WHAT TO DO: Count the lines in the listing below that contain the string "plot", treating case as significant. Reply with the number alone.

EXERCISE MATERIAL:
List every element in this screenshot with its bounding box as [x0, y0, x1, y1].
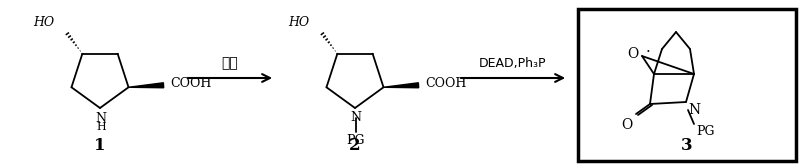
- Text: O: O: [626, 47, 638, 61]
- Text: HO: HO: [288, 16, 310, 29]
- Text: PG: PG: [696, 125, 714, 138]
- Text: 1: 1: [94, 137, 106, 154]
- Bar: [578, 9, 796, 161]
- Text: H: H: [96, 122, 106, 132]
- Text: DEAD,Ph₃P: DEAD,Ph₃P: [479, 57, 546, 70]
- Polygon shape: [383, 83, 418, 88]
- Text: O: O: [621, 118, 632, 132]
- Text: COOH: COOH: [170, 77, 212, 90]
- Text: 3: 3: [681, 137, 693, 154]
- Text: N: N: [350, 111, 362, 124]
- Text: 保护: 保护: [222, 56, 238, 70]
- Text: N: N: [95, 112, 106, 125]
- Text: HO: HO: [34, 16, 54, 29]
- Text: PG: PG: [346, 134, 366, 147]
- Text: N: N: [688, 103, 700, 117]
- Text: COOH: COOH: [426, 77, 467, 90]
- Polygon shape: [129, 83, 164, 88]
- Text: ·: ·: [646, 45, 651, 59]
- Text: 2: 2: [349, 137, 361, 154]
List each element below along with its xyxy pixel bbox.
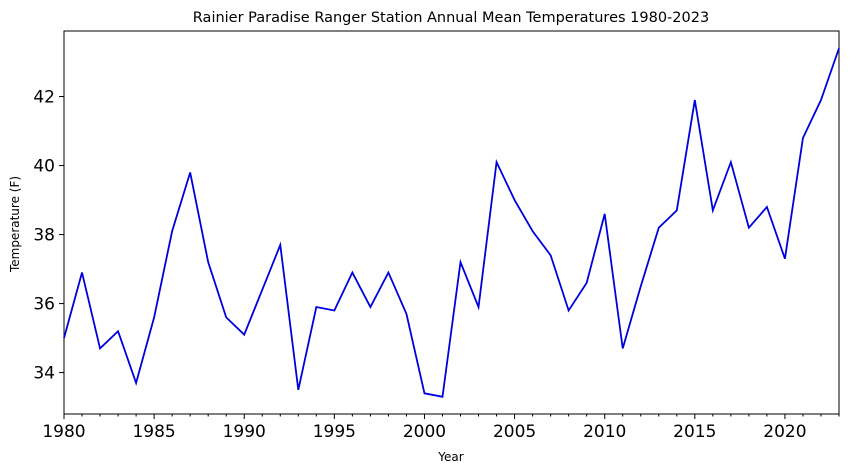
y-tick-label: 40	[33, 157, 55, 177]
y-tick-label: 38	[33, 226, 55, 246]
x-axis: 1980 1985 1990 1995 2000 2005 2010 2015 2020	[42, 414, 840, 442]
x-tick-label: 2015	[673, 422, 716, 442]
x-axis-label: Year	[437, 450, 463, 464]
x-tick-label: 2000	[403, 422, 446, 442]
x-tick-label: 1985	[132, 422, 175, 442]
x-tick-label: 1990	[223, 422, 266, 442]
temperature-line	[63, 47, 840, 398]
plot-frame	[63, 30, 840, 415]
x-tick-label: 2010	[583, 422, 626, 442]
y-tick-label: 42	[33, 88, 55, 108]
x-tick-label: 1995	[313, 422, 356, 442]
y-tick-label: 34	[33, 364, 55, 384]
x-tick-label: 1980	[42, 422, 85, 442]
y-axis-label: Temperature (F)	[8, 176, 22, 273]
x-tick-label: 2005	[493, 422, 536, 442]
y-tick-label: 36	[33, 295, 55, 315]
plot-area: 1980 1985 1990 1995 2000 2005 2010 2015 2020 343…	[33, 30, 840, 442]
y-axis: 34 36 38 40 42	[33, 88, 64, 384]
chart-title: Rainier Paradise Ranger Station Annual M…	[193, 10, 709, 26]
x-tick-label: 2020	[763, 422, 806, 442]
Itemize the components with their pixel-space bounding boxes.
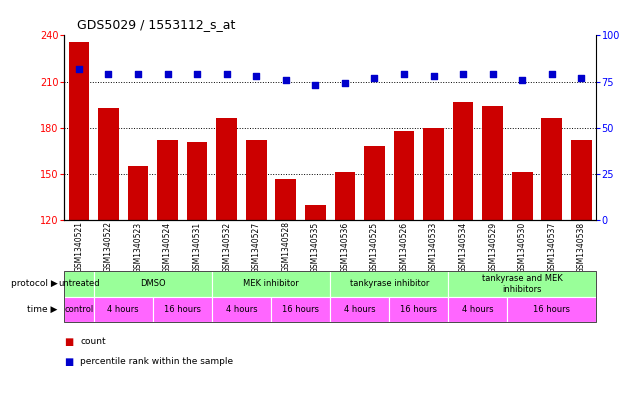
- Text: percentile rank within the sample: percentile rank within the sample: [80, 357, 233, 366]
- Text: 4 hours: 4 hours: [462, 305, 494, 314]
- Point: [369, 75, 379, 81]
- Text: 16 hours: 16 hours: [400, 305, 437, 314]
- Point: [428, 73, 438, 79]
- Text: 16 hours: 16 hours: [533, 305, 570, 314]
- Bar: [187, 141, 208, 393]
- Bar: [482, 106, 503, 393]
- Bar: [305, 205, 326, 393]
- Text: tankyrase inhibitor: tankyrase inhibitor: [349, 279, 429, 288]
- Point: [103, 71, 113, 77]
- Text: 4 hours: 4 hours: [226, 305, 257, 314]
- Point: [162, 71, 172, 77]
- Point: [192, 71, 203, 77]
- Bar: [98, 108, 119, 393]
- Text: 4 hours: 4 hours: [344, 305, 376, 314]
- Bar: [512, 173, 533, 393]
- Text: DMSO: DMSO: [140, 279, 165, 288]
- Bar: [394, 131, 414, 393]
- Text: tankyrase and MEK
inhibitors: tankyrase and MEK inhibitors: [482, 274, 563, 294]
- Point: [576, 75, 587, 81]
- Bar: [542, 119, 562, 393]
- Bar: [453, 101, 474, 393]
- Bar: [69, 42, 89, 393]
- Text: MEK inhibitor: MEK inhibitor: [243, 279, 299, 288]
- Bar: [423, 128, 444, 393]
- Text: time ▶: time ▶: [28, 305, 58, 314]
- Bar: [276, 178, 296, 393]
- Point: [74, 66, 84, 72]
- Point: [488, 71, 498, 77]
- Text: ■: ■: [64, 337, 73, 347]
- Point: [517, 77, 528, 83]
- Bar: [157, 140, 178, 393]
- Point: [340, 80, 350, 86]
- Text: 16 hours: 16 hours: [164, 305, 201, 314]
- Bar: [128, 166, 148, 393]
- Bar: [335, 173, 355, 393]
- Text: 4 hours: 4 hours: [108, 305, 139, 314]
- Point: [133, 71, 143, 77]
- Point: [251, 73, 262, 79]
- Text: 16 hours: 16 hours: [282, 305, 319, 314]
- Point: [222, 71, 232, 77]
- Text: GDS5029 / 1553112_s_at: GDS5029 / 1553112_s_at: [77, 18, 235, 31]
- Text: ■: ■: [64, 356, 73, 367]
- Bar: [571, 140, 592, 393]
- Point: [547, 71, 557, 77]
- Point: [281, 77, 291, 83]
- Text: count: count: [80, 338, 106, 346]
- Point: [458, 71, 468, 77]
- Bar: [364, 146, 385, 393]
- Bar: [216, 119, 237, 393]
- Point: [399, 71, 409, 77]
- Text: protocol ▶: protocol ▶: [11, 279, 58, 288]
- Text: control: control: [64, 305, 94, 314]
- Point: [310, 82, 320, 88]
- Bar: [246, 140, 267, 393]
- Text: untreated: untreated: [58, 279, 100, 288]
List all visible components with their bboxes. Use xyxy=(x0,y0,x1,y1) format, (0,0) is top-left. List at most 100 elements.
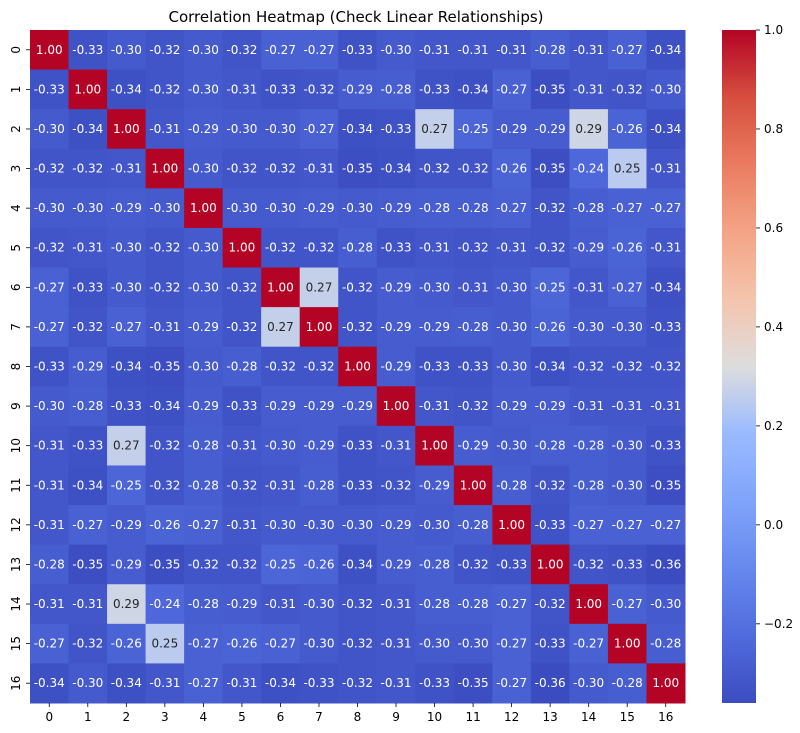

RESPONSE TO THE EXERCISE: 2